Um besser zu verstehen, warum dieses Thema so diskussionsrelevant ist, ergibt es Sinn zunächst einen Blick auf die Entwicklung der technischen Ausstattung in christlichen Gemeinden zu werfen. Noch vor einigen Jahren sahen die meisten Gemeinden vor allem in diesem Bereich noch ganz anders aus. Doch irgendwann reichte es nicht mehr aus, einfach mit Akustikgittare eine Lobpreiszeit zu gestalten, besonders bei Gemeinden mit vielen Besuchern. Mikrofone und Lautsprecher ermöglichten es, dass jeder im Raum die Musik oder auch die Sprecher gut hören konnte. In unserer Gemeinde erinnere ich mich noch an einen anderen Bereich, der in den Anfangsjahren sozusagen bereits existiert hatte: die Medientechnik bzw. das Folienauflegen. Einen Beamer hatten wir zu diesem Zeitpunkt noch nicht, also musste immer jemand neben dem Overhead-Projektor stehen und die Liedfolien wechseln. Nach dem was ich gehört hatte, kein besonders beliebter Job für die meisten Gemeinschaftsmitglieder.

Wo liegt der Fokus?

Angezeigte Informationen »
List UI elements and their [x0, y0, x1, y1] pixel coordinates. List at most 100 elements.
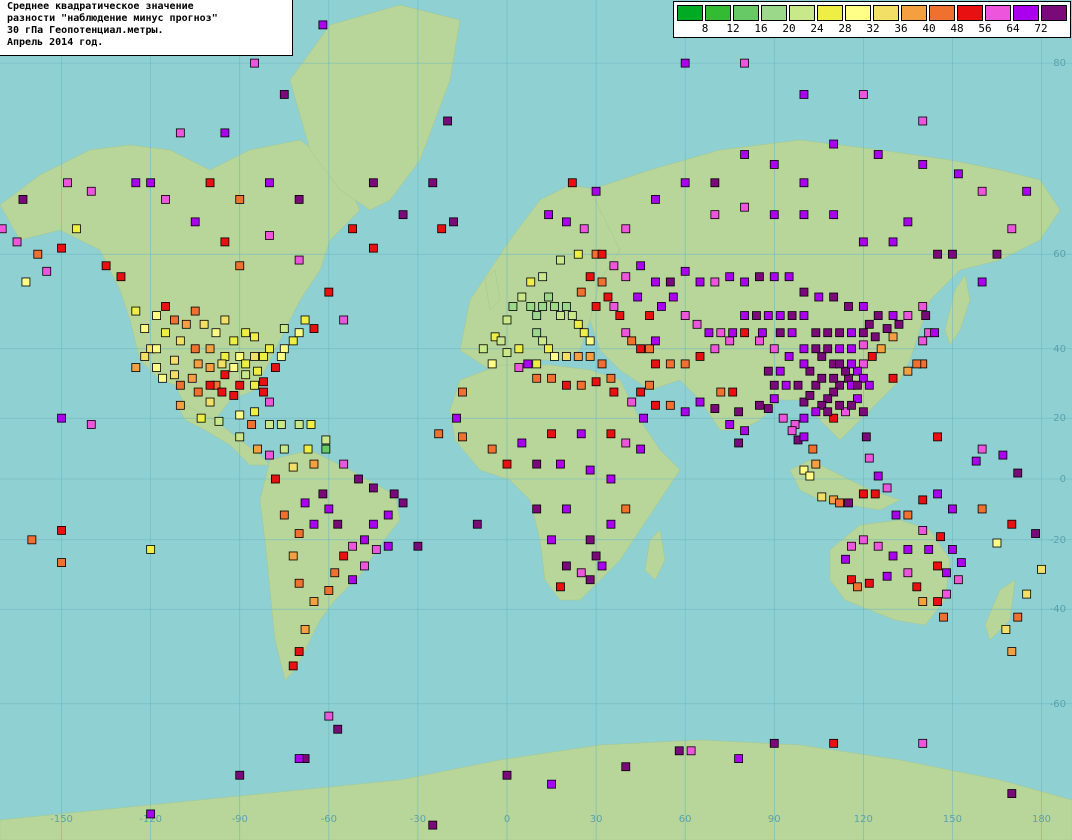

Ziel der Übung » Schreibe den Textauszug vollständig und wortgetreu ab. Die Zeilen haben mit dem Textauszug nichts zu tun.

Antwort »
Um besser zu verstehen, warum dieses Thema so diskussionsrelevant ist, ergibt es Sinn zunächst einen Blick auf die Entwicklung der technischen Ausstattung in christlichen Gemeinden zu werfen. Noch vor einigen Jahren sahen die meisten Gemeinden vor allem in diesem Bereich noch ganz anders aus. Doch irgendwann reichte es nicht mehr aus, einfach mit Akustikgittare eine Lobpreiszeit zu gestalten, besonders bei Gemeinden mit vielen Besuchern. Mikrofone und Lautsprecher ermöglichten es, dass jeder im Raum die Musik oder auch die Sprecher gut hören konnte. In unserer Gemeinde erinnere ich mich noch an einen anderen Bereich, der in den Anfangsjahren sozusagen bereits existiert hatte: die Medientechnik bzw. das Folienauflegen. Einen Beamer hatten wir zu diesem Zeitpunkt noch nicht, also musste immer jemand neben dem Overhead-Projektor stehen und die Liedfolien wechseln. Nach dem was ich gehört hatte, kein besonders beliebter Job für die meisten Gemeinschaftsmitglieder.

Wo liegt der Fokus?